• Problem statement:
Look through the material below. Copy each line that contains the string "项目建设是可行的".

━━━━

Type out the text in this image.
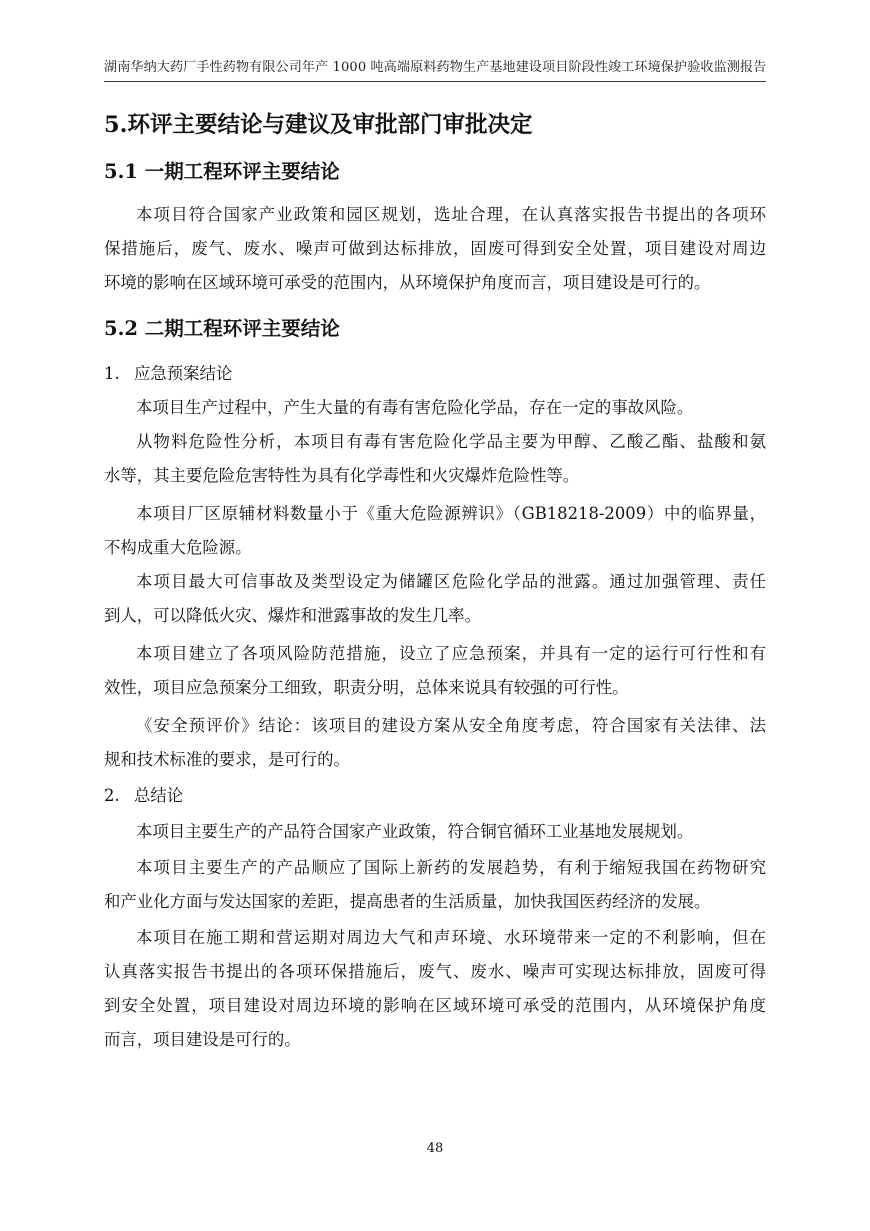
湖南华纳大药厂手性药物有限公司年产 1000 吨高端原料药物生产基地建设项目阶段性竣工环境保护验收监测报告
5.环评主要结论与建议及审批部门审批决定
5.1 一期工程环评主要结论
本项目符合国家产业政策和园区规划，选址合理，在认真落实报告书提出的各项环
保措施后，废气、废水、噪声可做到达标排放，固废可得到安全处置，项目建设对周边
环境的影响在区域环境可承受的范围内，从环境保护角度而言，项目建设是可行的。
5.2 二期工程环评主要结论
1. 应急预案结论
本项目生产过程中，产生大量的有毒有害危险化学品，存在一定的事故风险。
从物料危险性分析，本项目有毒有害危险化学品主要为甲醇、乙酸乙酯、盐酸和氨
水等，其主要危险危害特性为具有化学毒性和火灾爆炸危险性等。
本项目厂区原辅材料数量小于《重大危险源辨识》（GB18218-2009）中的临界量，
不构成重大危险源。
本项目最大可信事故及类型设定为储罐区危险化学品的泄露。通过加强管理、责任
到人，可以降低火灾、爆炸和泄露事故的发生几率。
本项目建立了各项风险防范措施，设立了应急预案，并具有一定的运行可行性和有
效性，项目应急预案分工细致，职责分明，总体来说具有较强的可行性。
《安全预评价》结论：该项目的建设方案从安全角度考虑，符合国家有关法律、法
规和技术标准的要求，是可行的。
2. 总结论
本项目主要生产的产品符合国家产业政策，符合铜官循环工业基地发展规划。
本项目主要生产的产品顺应了国际上新药的发展趋势，有利于缩短我国在药物研究
和产业化方面与发达国家的差距，提高患者的生活质量，加快我国医药经济的发展。
本项目在施工期和营运期对周边大气和声环境、水环境带来一定的不利影响，但在
认真落实报告书提出的各项环保措施后，废气、废水、噪声可实现达标排放，固废可得
到安全处置，项目建设对周边环境的影响在区域环境可承受的范围内，从环境保护角度
而言，项目建设是可行的。
48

━━━━

• Full response:
环境的影响在区域环境可承受的范围内，从环境保护角度而言，项目建设是可行的。
而言，项目建设是可行的。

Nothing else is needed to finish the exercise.